• What is needed:
Of all the lines in the material below, how many include the string "India"? Give the number only.

• Excerpted records:

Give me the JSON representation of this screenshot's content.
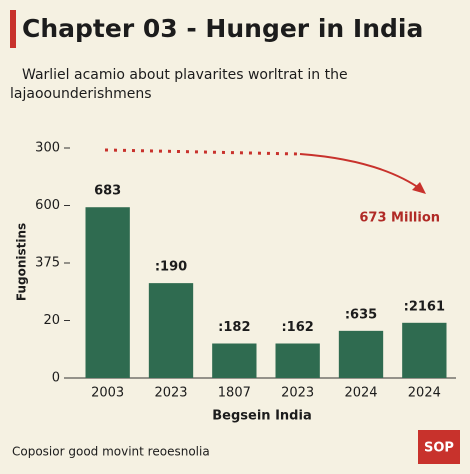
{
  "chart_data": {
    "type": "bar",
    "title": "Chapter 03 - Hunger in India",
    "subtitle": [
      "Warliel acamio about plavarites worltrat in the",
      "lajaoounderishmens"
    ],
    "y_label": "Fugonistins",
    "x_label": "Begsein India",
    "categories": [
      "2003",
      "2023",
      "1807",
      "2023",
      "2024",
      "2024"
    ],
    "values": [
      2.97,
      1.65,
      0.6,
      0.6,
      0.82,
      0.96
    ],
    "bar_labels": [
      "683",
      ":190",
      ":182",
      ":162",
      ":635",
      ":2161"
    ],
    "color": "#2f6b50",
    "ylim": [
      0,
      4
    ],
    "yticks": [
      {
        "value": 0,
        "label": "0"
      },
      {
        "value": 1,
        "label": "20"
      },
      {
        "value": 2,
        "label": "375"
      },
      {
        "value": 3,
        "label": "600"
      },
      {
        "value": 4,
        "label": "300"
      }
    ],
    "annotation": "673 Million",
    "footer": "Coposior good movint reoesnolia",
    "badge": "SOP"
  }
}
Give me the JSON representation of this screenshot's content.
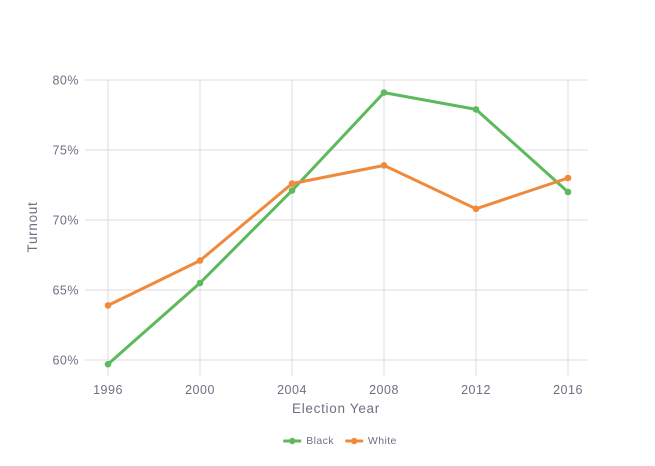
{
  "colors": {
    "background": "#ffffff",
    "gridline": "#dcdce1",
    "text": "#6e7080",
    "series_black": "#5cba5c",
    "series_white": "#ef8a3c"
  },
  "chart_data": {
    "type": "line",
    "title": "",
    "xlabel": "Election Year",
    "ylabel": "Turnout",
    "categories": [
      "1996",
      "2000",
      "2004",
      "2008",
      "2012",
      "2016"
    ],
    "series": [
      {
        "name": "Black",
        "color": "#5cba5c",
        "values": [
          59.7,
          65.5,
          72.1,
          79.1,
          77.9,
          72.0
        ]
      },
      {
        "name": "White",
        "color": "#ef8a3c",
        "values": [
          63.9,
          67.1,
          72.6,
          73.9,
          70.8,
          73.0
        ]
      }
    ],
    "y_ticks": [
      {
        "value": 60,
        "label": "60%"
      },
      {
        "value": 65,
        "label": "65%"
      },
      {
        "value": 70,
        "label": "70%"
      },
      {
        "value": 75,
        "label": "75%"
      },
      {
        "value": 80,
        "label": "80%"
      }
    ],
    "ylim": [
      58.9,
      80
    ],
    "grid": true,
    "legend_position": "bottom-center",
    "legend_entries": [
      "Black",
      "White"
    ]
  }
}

• Output of the exercise:
2